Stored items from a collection
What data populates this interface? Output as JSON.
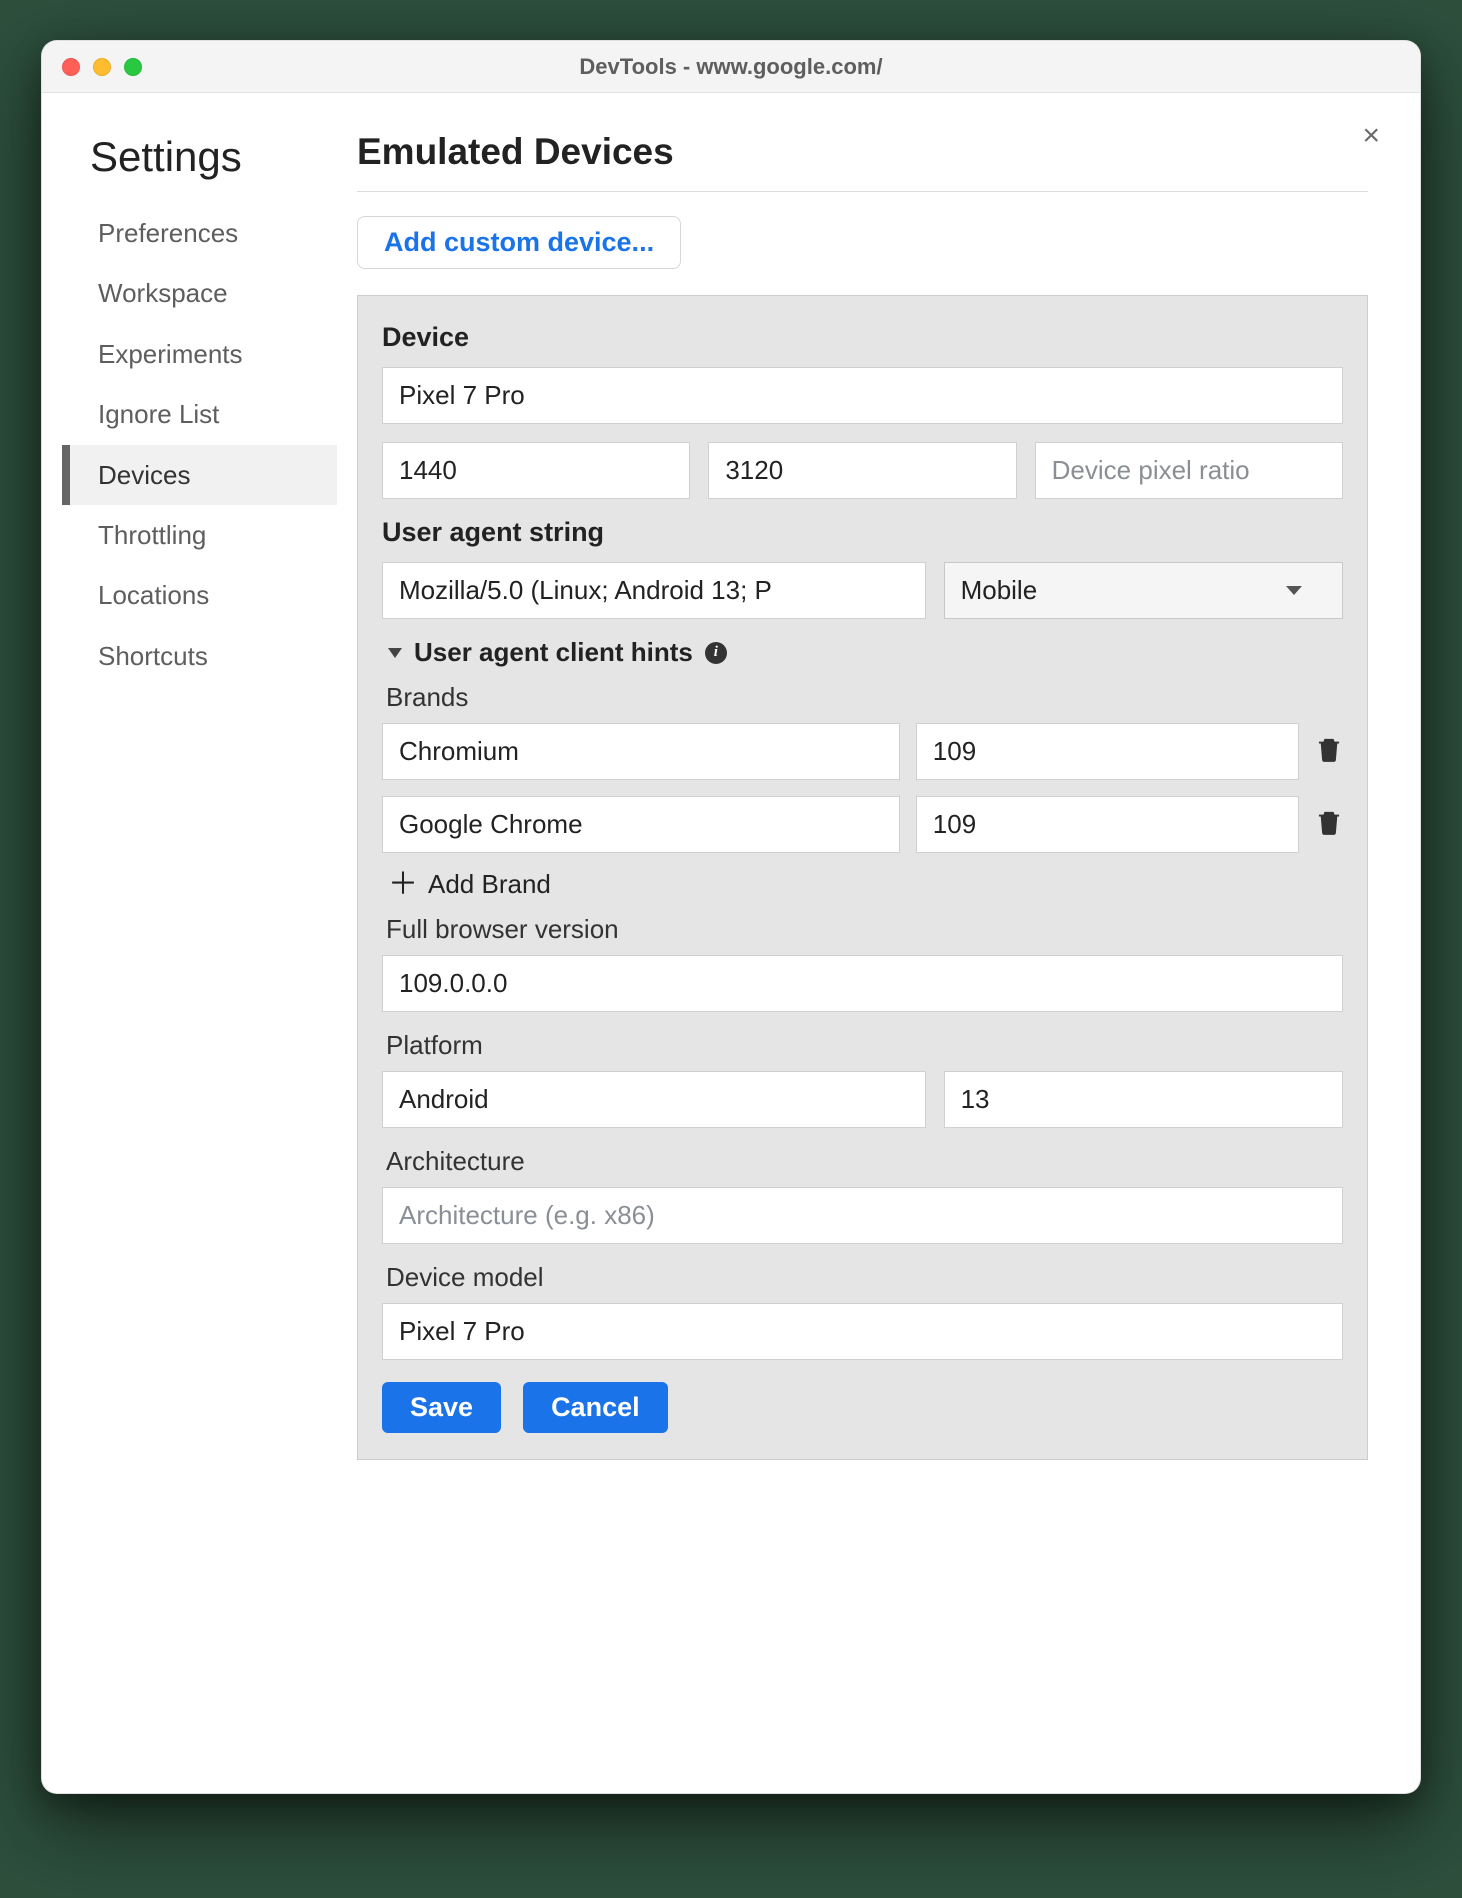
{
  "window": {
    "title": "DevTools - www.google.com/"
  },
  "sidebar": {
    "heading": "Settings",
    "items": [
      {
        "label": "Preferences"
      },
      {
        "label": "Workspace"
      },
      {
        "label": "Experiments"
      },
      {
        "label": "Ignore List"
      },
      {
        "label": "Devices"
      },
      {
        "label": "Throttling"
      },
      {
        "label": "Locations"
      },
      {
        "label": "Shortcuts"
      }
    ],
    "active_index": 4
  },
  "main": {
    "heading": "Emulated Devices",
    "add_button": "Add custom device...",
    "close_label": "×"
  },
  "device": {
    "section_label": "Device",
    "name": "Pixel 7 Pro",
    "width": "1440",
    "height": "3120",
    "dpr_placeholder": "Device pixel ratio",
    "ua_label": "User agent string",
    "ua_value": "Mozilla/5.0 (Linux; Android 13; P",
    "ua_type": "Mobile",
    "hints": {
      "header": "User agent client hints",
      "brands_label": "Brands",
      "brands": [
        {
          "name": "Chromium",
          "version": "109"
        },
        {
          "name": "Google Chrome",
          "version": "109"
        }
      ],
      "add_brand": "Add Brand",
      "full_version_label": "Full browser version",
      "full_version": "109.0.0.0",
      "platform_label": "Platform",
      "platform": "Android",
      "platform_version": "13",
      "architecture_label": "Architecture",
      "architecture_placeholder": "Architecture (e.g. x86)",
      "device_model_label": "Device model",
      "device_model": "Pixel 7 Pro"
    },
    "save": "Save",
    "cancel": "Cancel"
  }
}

* * *

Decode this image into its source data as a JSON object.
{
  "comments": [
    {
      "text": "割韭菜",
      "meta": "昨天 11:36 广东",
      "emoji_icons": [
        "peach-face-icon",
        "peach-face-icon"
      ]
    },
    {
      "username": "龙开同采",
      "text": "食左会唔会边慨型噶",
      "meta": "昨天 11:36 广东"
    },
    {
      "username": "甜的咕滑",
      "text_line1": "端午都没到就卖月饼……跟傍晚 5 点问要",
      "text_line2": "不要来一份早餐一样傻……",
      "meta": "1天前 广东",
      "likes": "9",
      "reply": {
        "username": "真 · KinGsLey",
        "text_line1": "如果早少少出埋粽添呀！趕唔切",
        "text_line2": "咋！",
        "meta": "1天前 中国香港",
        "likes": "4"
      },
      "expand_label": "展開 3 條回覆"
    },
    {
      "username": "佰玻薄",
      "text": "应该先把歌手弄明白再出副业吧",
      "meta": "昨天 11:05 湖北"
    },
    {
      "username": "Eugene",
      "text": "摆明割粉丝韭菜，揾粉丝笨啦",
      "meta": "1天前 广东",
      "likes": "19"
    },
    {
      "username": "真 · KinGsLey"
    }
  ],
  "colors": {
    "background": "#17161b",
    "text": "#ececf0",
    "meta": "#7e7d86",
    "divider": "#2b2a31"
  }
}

--

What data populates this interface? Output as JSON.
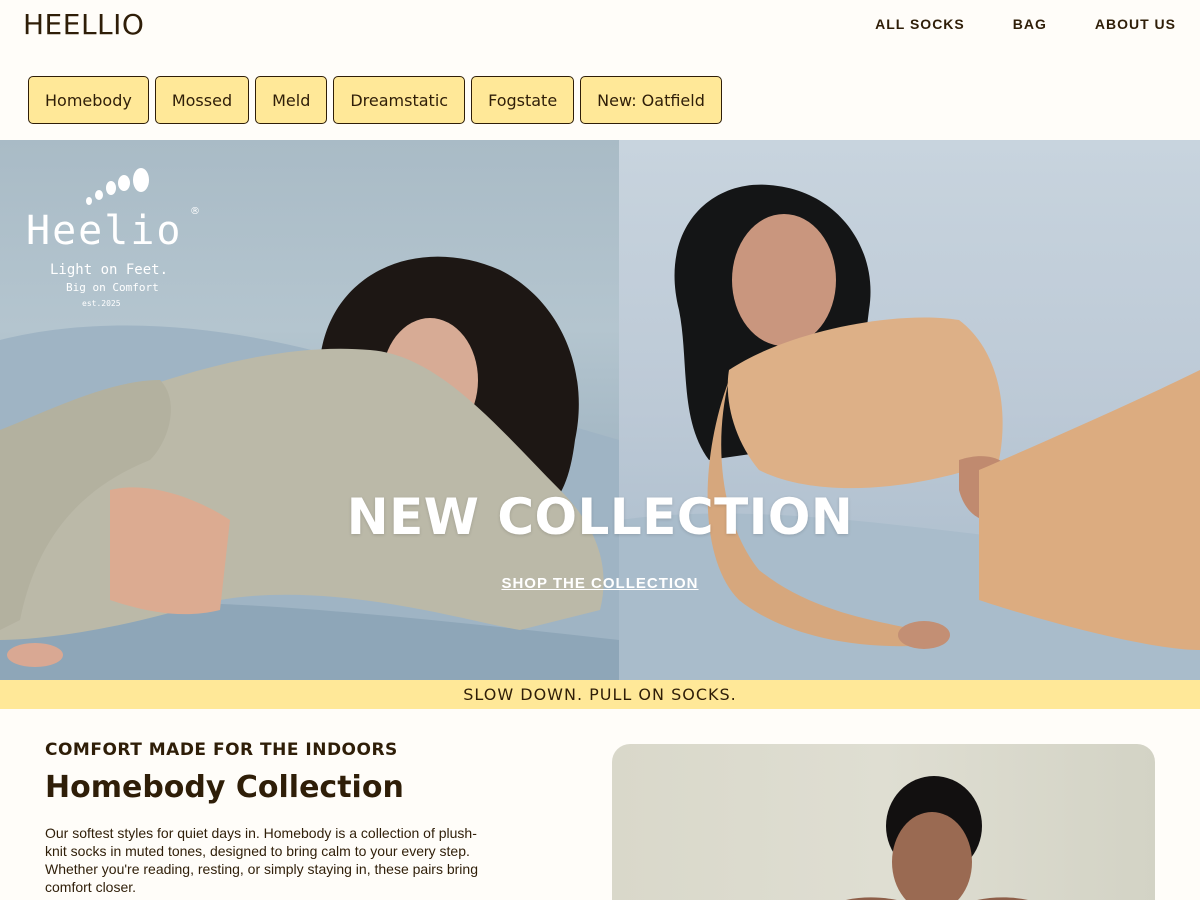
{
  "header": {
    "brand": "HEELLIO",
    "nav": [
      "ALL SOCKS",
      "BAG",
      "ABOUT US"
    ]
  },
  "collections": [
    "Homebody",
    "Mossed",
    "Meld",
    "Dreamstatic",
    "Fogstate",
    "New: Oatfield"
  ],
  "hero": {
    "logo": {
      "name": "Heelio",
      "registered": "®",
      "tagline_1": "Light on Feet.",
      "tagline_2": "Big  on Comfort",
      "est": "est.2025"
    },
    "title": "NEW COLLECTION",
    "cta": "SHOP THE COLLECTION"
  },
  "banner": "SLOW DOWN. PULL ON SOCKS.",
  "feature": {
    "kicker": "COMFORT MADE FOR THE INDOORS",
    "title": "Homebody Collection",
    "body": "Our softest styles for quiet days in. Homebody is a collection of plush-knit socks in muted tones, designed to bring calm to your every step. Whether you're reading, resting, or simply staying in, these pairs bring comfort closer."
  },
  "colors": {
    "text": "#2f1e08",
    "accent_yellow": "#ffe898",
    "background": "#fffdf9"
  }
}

■ **EXERCISE BRIEF**: Show every line of the listing in which the string "header" can be found.

■ **FINISHED EXERCISE**:
      "header": "User agent client hints",
  "header": {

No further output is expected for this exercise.